Please transcribe the data below exactly. Leave the pictures out.

◆ **Given data**:
━━━

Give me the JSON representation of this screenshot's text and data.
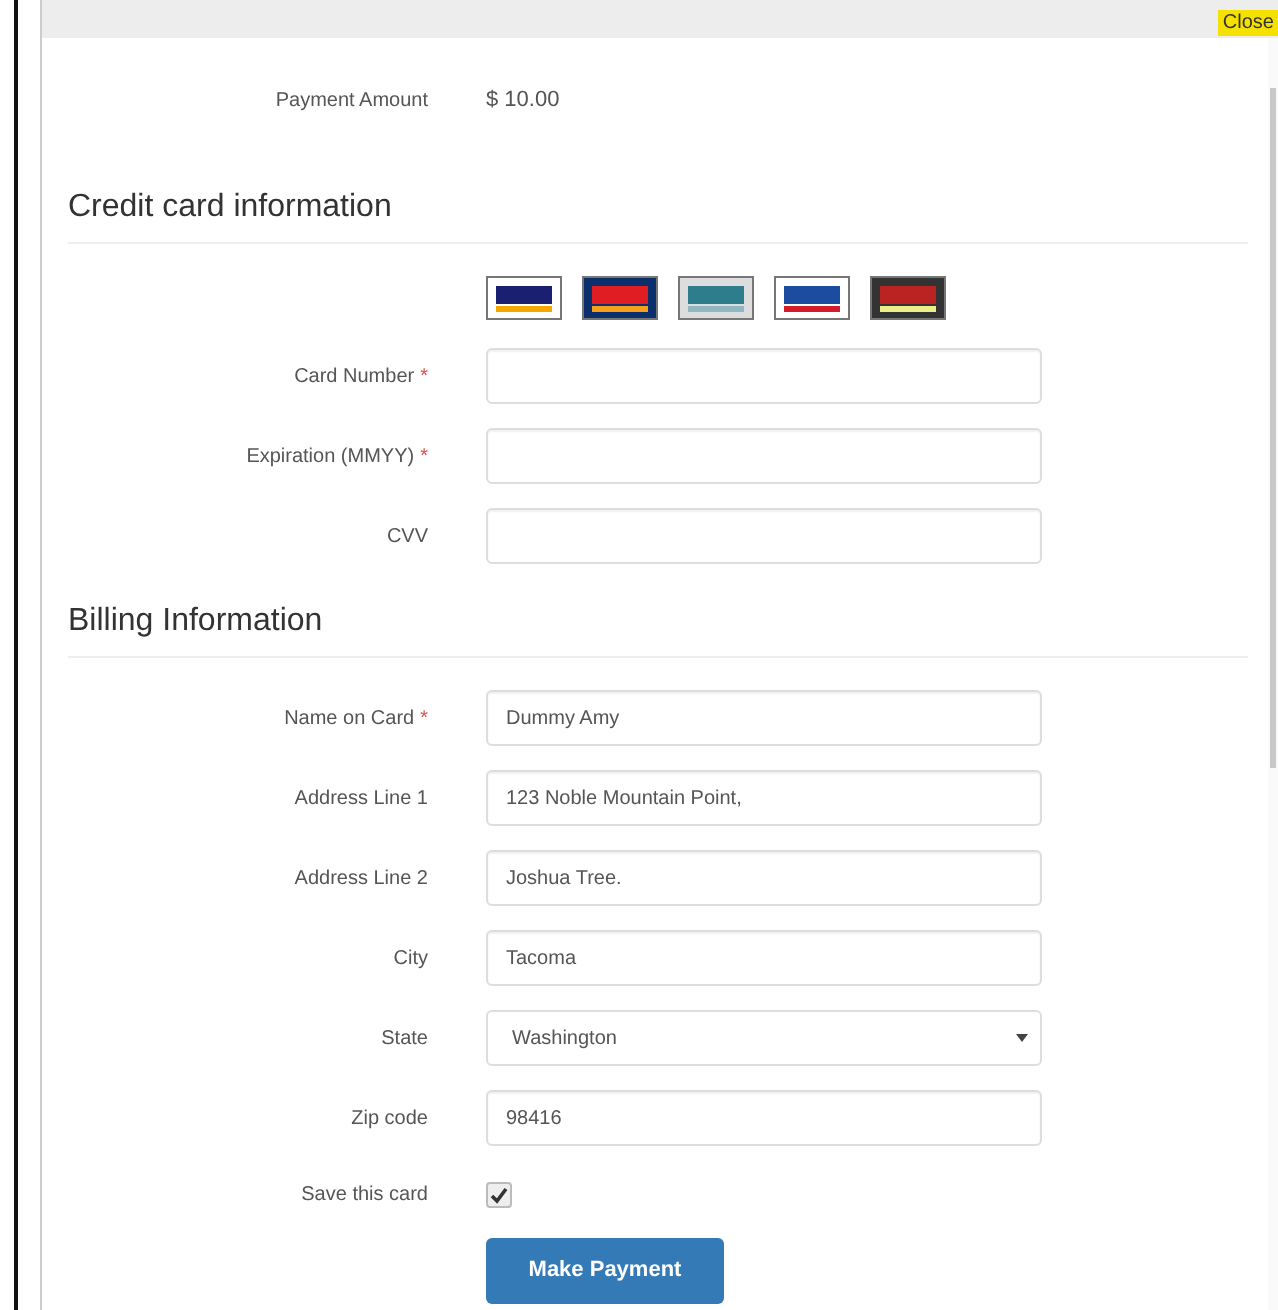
{
  "close_button": {
    "label": "Close"
  },
  "payment_amount": {
    "label": "Payment Amount",
    "value": "$ 10.00"
  },
  "sections": [
    {
      "title": "Credit card information",
      "card_logos": true,
      "fields": [
        {
          "kind": "text",
          "label": "Card Number",
          "required_mark": "*"
        },
        {
          "kind": "text",
          "label": "Expiration (MMYY)",
          "required_mark": "*"
        },
        {
          "kind": "text",
          "label": "CVV"
        }
      ]
    },
    {
      "title": "Billing Information",
      "fields": [
        {
          "kind": "text",
          "label": "Name on Card",
          "required_mark": "*",
          "value": "Dummy Amy"
        },
        {
          "kind": "text",
          "label": "Address Line 1",
          "value": "123 Noble Mountain Point,"
        },
        {
          "kind": "text",
          "label": "Address Line 2",
          "value": "Joshua Tree."
        },
        {
          "kind": "text",
          "label": "City",
          "value": "Tacoma"
        },
        {
          "kind": "select",
          "label": "State",
          "value": "Washington"
        },
        {
          "kind": "text",
          "label": "Zip code",
          "value": "98416"
        },
        {
          "kind": "checkbox",
          "label": "Save this card",
          "checked": true
        }
      ]
    }
  ],
  "submit_button": {
    "label": "Make Payment"
  }
}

━━━

◆ **Task result**:
Give me the JSON representation of this screenshot's text and data.
{
  "close_button": {
    "label": "Close"
  },
  "payment_amount": {
    "label": "Payment Amount",
    "value": "$ 10.00"
  },
  "sections": [
    {
      "title": "Credit card information",
      "card_logos": true,
      "fields": [
        {
          "kind": "text",
          "label": "Card Number",
          "required_mark": "*"
        },
        {
          "kind": "text",
          "label": "Expiration (MMYY)",
          "required_mark": "*"
        },
        {
          "kind": "text",
          "label": "CVV"
        }
      ]
    },
    {
      "title": "Billing Information",
      "fields": [
        {
          "kind": "text",
          "label": "Name on Card",
          "required_mark": "*",
          "value": "Dummy Amy"
        },
        {
          "kind": "text",
          "label": "Address Line 1",
          "value": "123 Noble Mountain Point,"
        },
        {
          "kind": "text",
          "label": "Address Line 2",
          "value": "Joshua Tree."
        },
        {
          "kind": "text",
          "label": "City",
          "value": "Tacoma"
        },
        {
          "kind": "select",
          "label": "State",
          "value": "Washington"
        },
        {
          "kind": "text",
          "label": "Zip code",
          "value": "98416"
        },
        {
          "kind": "checkbox",
          "label": "Save this card",
          "checked": true
        }
      ]
    }
  ],
  "submit_button": {
    "label": "Make Payment"
  }
}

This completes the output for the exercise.